→ Work to be completed
Copy out all lines of the records in which the word "type" appears.

* * * * * * *

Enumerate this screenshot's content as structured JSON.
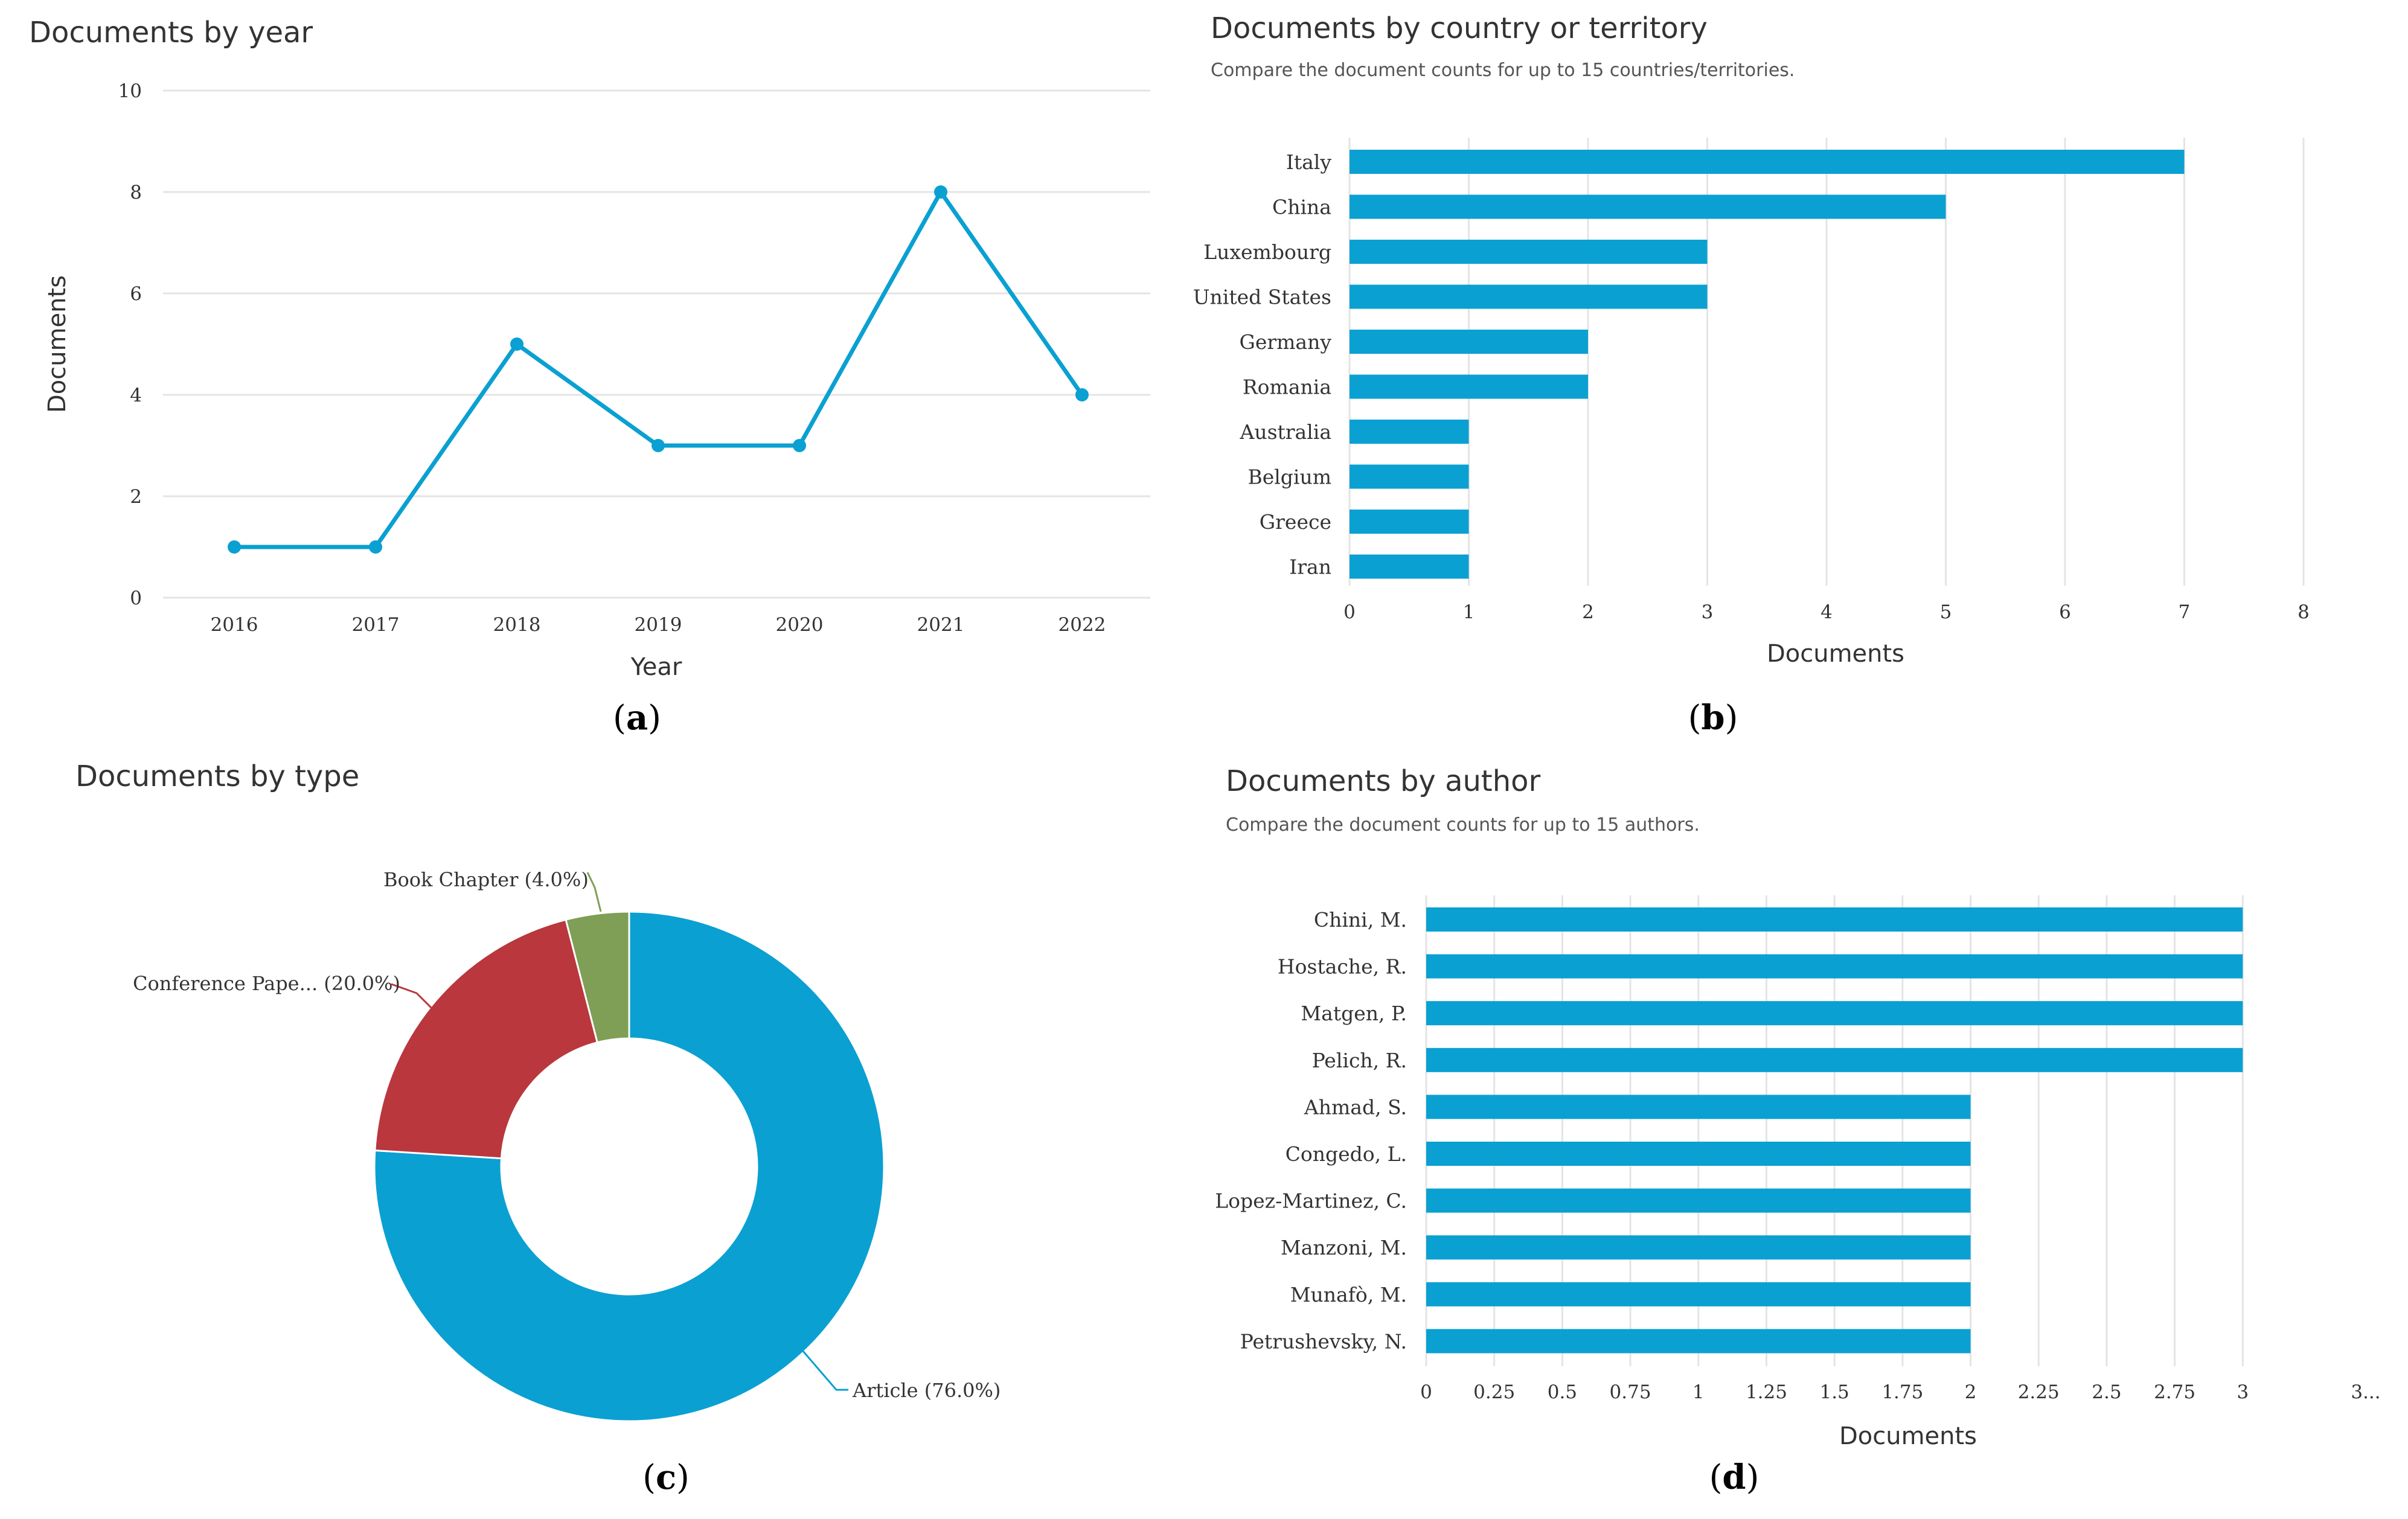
{
  "chart_data": [
    {
      "type": "line",
      "panel": "a",
      "title": "Documents by year",
      "subtitle": "",
      "x": [
        "2016",
        "2017",
        "2018",
        "2019",
        "2020",
        "2021",
        "2022"
      ],
      "values": [
        1,
        1,
        5,
        3,
        3,
        8,
        4
      ],
      "xlabel": "Year",
      "ylabel": "Documents",
      "ylim": [
        0,
        10
      ],
      "yticks": [
        "0",
        "2",
        "4",
        "6",
        "8",
        "10"
      ],
      "grid": true,
      "color": "#0aa0d2"
    },
    {
      "type": "bar",
      "orientation": "horizontal",
      "panel": "b",
      "title": "Documents by country or territory",
      "subtitle": "Compare the document counts for up to 15 countries/territories.",
      "categories": [
        "Italy",
        "China",
        "Luxembourg",
        "United States",
        "Germany",
        "Romania",
        "Australia",
        "Belgium",
        "Greece",
        "Iran"
      ],
      "values": [
        7,
        5,
        3,
        3,
        2,
        2,
        1,
        1,
        1,
        1
      ],
      "xlabel": "Documents",
      "xlim": [
        0,
        8
      ],
      "xticks": [
        "0",
        "1",
        "2",
        "3",
        "4",
        "5",
        "6",
        "7",
        "8"
      ],
      "grid": true,
      "color": "#0aa0d2"
    },
    {
      "type": "pie",
      "donut": true,
      "panel": "c",
      "title": "Documents by type",
      "slices": [
        {
          "label": "Article (76.0%)",
          "value": 76.0,
          "color": "#0aa0d2"
        },
        {
          "label": "Conference Pape... (20.0%)",
          "value": 20.0,
          "color": "#b9373d"
        },
        {
          "label": "Book Chapter (4.0%)",
          "value": 4.0,
          "color": "#7e9f55"
        }
      ]
    },
    {
      "type": "bar",
      "orientation": "horizontal",
      "panel": "d",
      "title": "Documents by author",
      "subtitle": "Compare the document counts for up to 15 authors.",
      "categories": [
        "Chini, M.",
        "Hostache, R.",
        "Matgen, P.",
        "Pelich, R.",
        "Ahmad, S.",
        "Congedo, L.",
        "Lopez-Martinez, C.",
        "Manzoni, M.",
        "Munafò, M.",
        "Petrushevsky, N."
      ],
      "values": [
        3,
        3,
        3,
        3,
        2,
        2,
        2,
        2,
        2,
        2
      ],
      "xlabel": "Documents",
      "xlim": [
        0,
        3.25
      ],
      "xticks": [
        "0",
        "0.25",
        "0.5",
        "0.75",
        "1",
        "1.25",
        "1.5",
        "1.75",
        "2",
        "2.25",
        "2.5",
        "2.75",
        "3",
        "3..."
      ],
      "grid": true,
      "color": "#0aa0d2"
    }
  ]
}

* * * * * * *

→ Response to the exercise
      "type": "line",
      "type": "bar",
      "type": "pie",
      "title": "Documents by type",
      "type": "bar",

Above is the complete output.